[Begin Entries]

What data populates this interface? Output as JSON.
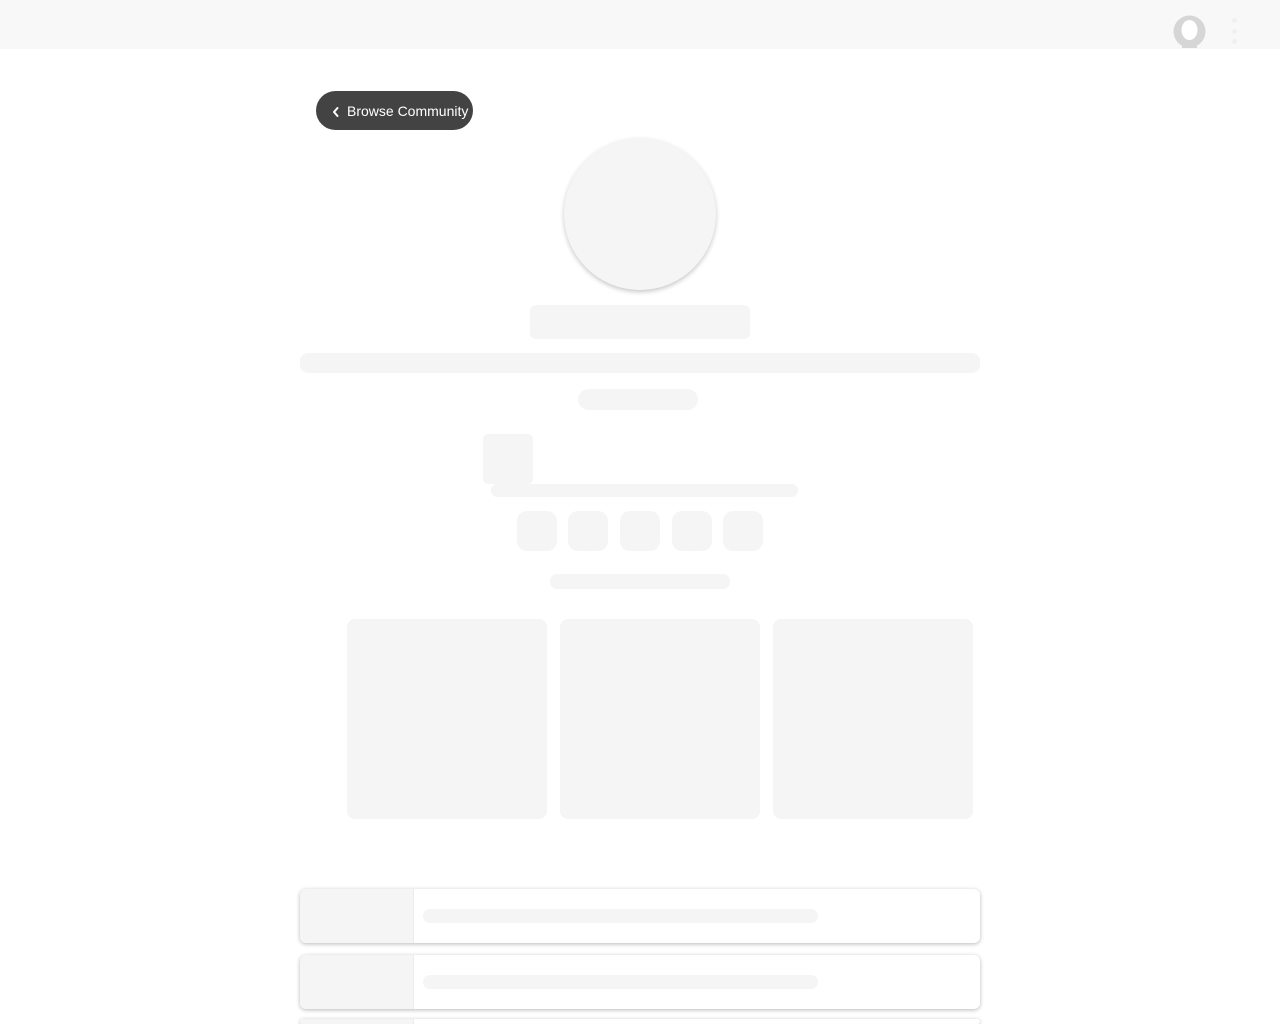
{
  "header": {
    "avatar_icon": "user-avatar-icon",
    "menu_icon": "kebab-menu-icon"
  },
  "nav": {
    "back_label": "Browse Community",
    "back_icon": "chevron-left-icon"
  },
  "colors": {
    "topbar_bg": "#f8f8f8",
    "button_bg": "#434343",
    "skeleton": "#f5f5f5"
  }
}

[End Entries]

■ What is being asked
Working from the material above, transcribe it exactly while omitting pictures.

■ Answer for this exercise
What data populates this interface? Output as JSON.
{
  "header": {
    "avatar_icon": "user-avatar-icon",
    "menu_icon": "kebab-menu-icon"
  },
  "nav": {
    "back_label": "Browse Community",
    "back_icon": "chevron-left-icon"
  },
  "colors": {
    "topbar_bg": "#f8f8f8",
    "button_bg": "#434343",
    "skeleton": "#f5f5f5"
  }
}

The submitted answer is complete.